▸ AIM
Set down the full listing exactly, character for character.

▸ RECORDS TO PROCESS

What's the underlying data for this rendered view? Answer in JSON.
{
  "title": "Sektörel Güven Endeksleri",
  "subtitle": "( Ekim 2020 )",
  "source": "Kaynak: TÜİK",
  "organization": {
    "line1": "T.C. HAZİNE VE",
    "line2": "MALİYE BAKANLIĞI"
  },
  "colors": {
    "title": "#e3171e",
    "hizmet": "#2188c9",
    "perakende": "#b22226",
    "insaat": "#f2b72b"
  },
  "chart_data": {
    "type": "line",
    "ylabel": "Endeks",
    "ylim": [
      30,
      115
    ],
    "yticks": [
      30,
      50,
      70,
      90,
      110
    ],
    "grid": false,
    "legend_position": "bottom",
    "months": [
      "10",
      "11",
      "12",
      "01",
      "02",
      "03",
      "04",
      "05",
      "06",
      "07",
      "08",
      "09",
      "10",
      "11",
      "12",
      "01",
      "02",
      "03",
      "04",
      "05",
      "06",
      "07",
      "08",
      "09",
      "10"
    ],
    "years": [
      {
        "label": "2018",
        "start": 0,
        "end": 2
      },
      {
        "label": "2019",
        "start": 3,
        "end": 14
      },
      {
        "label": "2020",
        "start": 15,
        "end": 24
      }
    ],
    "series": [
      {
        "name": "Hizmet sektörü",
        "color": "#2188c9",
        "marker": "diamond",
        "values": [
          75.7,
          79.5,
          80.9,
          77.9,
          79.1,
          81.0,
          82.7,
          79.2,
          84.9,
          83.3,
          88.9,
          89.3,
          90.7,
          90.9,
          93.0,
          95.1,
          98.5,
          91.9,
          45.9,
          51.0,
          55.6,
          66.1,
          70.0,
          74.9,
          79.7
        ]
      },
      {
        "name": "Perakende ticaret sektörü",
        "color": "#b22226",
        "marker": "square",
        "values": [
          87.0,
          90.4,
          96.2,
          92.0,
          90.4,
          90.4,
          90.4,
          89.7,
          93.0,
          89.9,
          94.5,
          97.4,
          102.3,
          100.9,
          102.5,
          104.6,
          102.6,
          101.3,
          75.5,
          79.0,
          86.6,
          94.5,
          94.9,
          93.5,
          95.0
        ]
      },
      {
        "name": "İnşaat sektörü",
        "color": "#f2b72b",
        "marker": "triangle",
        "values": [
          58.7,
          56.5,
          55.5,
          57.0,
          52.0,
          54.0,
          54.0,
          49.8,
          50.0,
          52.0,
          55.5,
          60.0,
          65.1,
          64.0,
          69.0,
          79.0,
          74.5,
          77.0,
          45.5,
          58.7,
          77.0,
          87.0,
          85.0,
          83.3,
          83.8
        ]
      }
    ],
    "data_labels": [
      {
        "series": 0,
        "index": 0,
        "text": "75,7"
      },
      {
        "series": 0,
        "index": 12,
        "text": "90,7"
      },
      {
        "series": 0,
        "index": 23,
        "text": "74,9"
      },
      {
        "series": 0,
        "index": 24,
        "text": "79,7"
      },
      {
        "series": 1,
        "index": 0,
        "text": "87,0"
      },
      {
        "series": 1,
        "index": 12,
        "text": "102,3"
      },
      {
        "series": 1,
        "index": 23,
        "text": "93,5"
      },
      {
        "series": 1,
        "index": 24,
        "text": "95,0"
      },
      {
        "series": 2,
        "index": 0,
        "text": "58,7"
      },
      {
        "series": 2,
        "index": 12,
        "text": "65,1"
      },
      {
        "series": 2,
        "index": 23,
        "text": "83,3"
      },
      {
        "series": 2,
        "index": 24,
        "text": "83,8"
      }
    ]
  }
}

▸ EXERCISE SOLUTION
What's the underlying data for this rendered view? Answer in JSON.
{
  "title": "Sektörel Güven Endeksleri",
  "subtitle": "( Ekim 2020 )",
  "source": "Kaynak: TÜİK",
  "organization": {
    "line1": "T.C. HAZİNE VE",
    "line2": "MALİYE BAKANLIĞI"
  },
  "colors": {
    "title": "#e3171e",
    "hizmet": "#2188c9",
    "perakende": "#b22226",
    "insaat": "#f2b72b"
  },
  "chart_data": {
    "type": "line",
    "ylabel": "Endeks",
    "ylim": [
      30,
      115
    ],
    "yticks": [
      30,
      50,
      70,
      90,
      110
    ],
    "grid": false,
    "legend_position": "bottom",
    "months": [
      "10",
      "11",
      "12",
      "01",
      "02",
      "03",
      "04",
      "05",
      "06",
      "07",
      "08",
      "09",
      "10",
      "11",
      "12",
      "01",
      "02",
      "03",
      "04",
      "05",
      "06",
      "07",
      "08",
      "09",
      "10"
    ],
    "years": [
      {
        "label": "2018",
        "start": 0,
        "end": 2
      },
      {
        "label": "2019",
        "start": 3,
        "end": 14
      },
      {
        "label": "2020",
        "start": 15,
        "end": 24
      }
    ],
    "series": [
      {
        "name": "Hizmet sektörü",
        "color": "#2188c9",
        "marker": "diamond",
        "values": [
          75.7,
          79.5,
          80.9,
          77.9,
          79.1,
          81.0,
          82.7,
          79.2,
          84.9,
          83.3,
          88.9,
          89.3,
          90.7,
          90.9,
          93.0,
          95.1,
          98.5,
          91.9,
          45.9,
          51.0,
          55.6,
          66.1,
          70.0,
          74.9,
          79.7
        ]
      },
      {
        "name": "Perakende ticaret sektörü",
        "color": "#b22226",
        "marker": "square",
        "values": [
          87.0,
          90.4,
          96.2,
          92.0,
          90.4,
          90.4,
          90.4,
          89.7,
          93.0,
          89.9,
          94.5,
          97.4,
          102.3,
          100.9,
          102.5,
          104.6,
          102.6,
          101.3,
          75.5,
          79.0,
          86.6,
          94.5,
          94.9,
          93.5,
          95.0
        ]
      },
      {
        "name": "İnşaat sektörü",
        "color": "#f2b72b",
        "marker": "triangle",
        "values": [
          58.7,
          56.5,
          55.5,
          57.0,
          52.0,
          54.0,
          54.0,
          49.8,
          50.0,
          52.0,
          55.5,
          60.0,
          65.1,
          64.0,
          69.0,
          79.0,
          74.5,
          77.0,
          45.5,
          58.7,
          77.0,
          87.0,
          85.0,
          83.3,
          83.8
        ]
      }
    ],
    "data_labels": [
      {
        "series": 0,
        "index": 0,
        "text": "75,7"
      },
      {
        "series": 0,
        "index": 12,
        "text": "90,7"
      },
      {
        "series": 0,
        "index": 23,
        "text": "74,9"
      },
      {
        "series": 0,
        "index": 24,
        "text": "79,7"
      },
      {
        "series": 1,
        "index": 0,
        "text": "87,0"
      },
      {
        "series": 1,
        "index": 12,
        "text": "102,3"
      },
      {
        "series": 1,
        "index": 23,
        "text": "93,5"
      },
      {
        "series": 1,
        "index": 24,
        "text": "95,0"
      },
      {
        "series": 2,
        "index": 0,
        "text": "58,7"
      },
      {
        "series": 2,
        "index": 12,
        "text": "65,1"
      },
      {
        "series": 2,
        "index": 23,
        "text": "83,3"
      },
      {
        "series": 2,
        "index": 24,
        "text": "83,8"
      }
    ]
  }
}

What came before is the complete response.